#### Task requirements:
Copy the listing verbatim, excluding any images found in it.

#### Available data:
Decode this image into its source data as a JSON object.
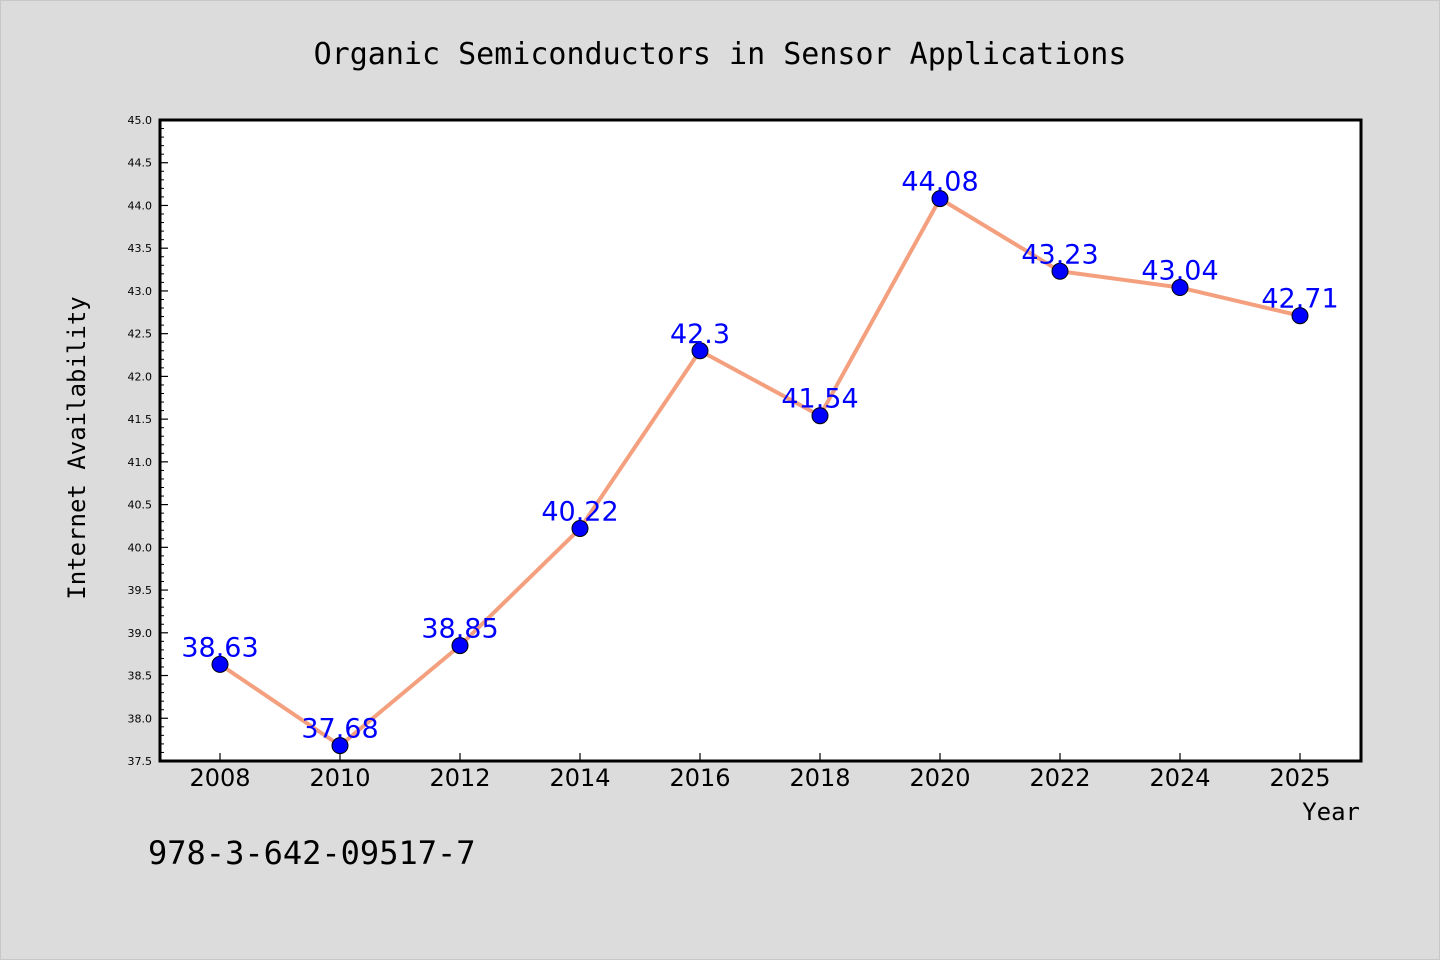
{
  "chart_data": {
    "type": "line",
    "title": "Organic Semiconductors in Sensor Applications",
    "xlabel": "Year",
    "ylabel": "Internet Availability",
    "categories": [
      "2008",
      "2010",
      "2012",
      "2014",
      "2016",
      "2018",
      "2020",
      "2022",
      "2024",
      "2025"
    ],
    "values": [
      38.63,
      37.68,
      38.85,
      40.22,
      42.3,
      41.54,
      44.08,
      43.23,
      43.04,
      42.71
    ],
    "data_labels": [
      "38.63",
      "37.68",
      "38.85",
      "40.22",
      "42.3",
      "41.54",
      "44.08",
      "43.23",
      "43.04",
      "42.71"
    ],
    "ylim": [
      37.5,
      45.0
    ],
    "yticks": [
      "37.5",
      "38.0",
      "38.5",
      "39.0",
      "39.5",
      "40.0",
      "40.5",
      "41.0",
      "41.5",
      "42.0",
      "42.5",
      "43.0",
      "43.5",
      "44.0",
      "44.5",
      "45.0"
    ],
    "grid": false,
    "legend": "none",
    "colors": {
      "line": "#f4a07e",
      "marker": "#0000ff",
      "label": "#0000ff",
      "background": "#dcdcdc",
      "plot_background": "#ffffff"
    }
  },
  "annotation": "978-3-642-09517-7"
}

#### Output for this exercise:
Decode this image into its source data as a JSON object.
{
  "chart_data": {
    "type": "line",
    "title": "Organic Semiconductors in Sensor Applications",
    "xlabel": "Year",
    "ylabel": "Internet Availability",
    "categories": [
      "2008",
      "2010",
      "2012",
      "2014",
      "2016",
      "2018",
      "2020",
      "2022",
      "2024",
      "2025"
    ],
    "values": [
      38.63,
      37.68,
      38.85,
      40.22,
      42.3,
      41.54,
      44.08,
      43.23,
      43.04,
      42.71
    ],
    "data_labels": [
      "38.63",
      "37.68",
      "38.85",
      "40.22",
      "42.3",
      "41.54",
      "44.08",
      "43.23",
      "43.04",
      "42.71"
    ],
    "ylim": [
      37.5,
      45.0
    ],
    "yticks": [
      "37.5",
      "38.0",
      "38.5",
      "39.0",
      "39.5",
      "40.0",
      "40.5",
      "41.0",
      "41.5",
      "42.0",
      "42.5",
      "43.0",
      "43.5",
      "44.0",
      "44.5",
      "45.0"
    ],
    "grid": false,
    "legend": "none",
    "colors": {
      "line": "#f4a07e",
      "marker": "#0000ff",
      "label": "#0000ff",
      "background": "#dcdcdc",
      "plot_background": "#ffffff"
    }
  },
  "annotation": "978-3-642-09517-7"
}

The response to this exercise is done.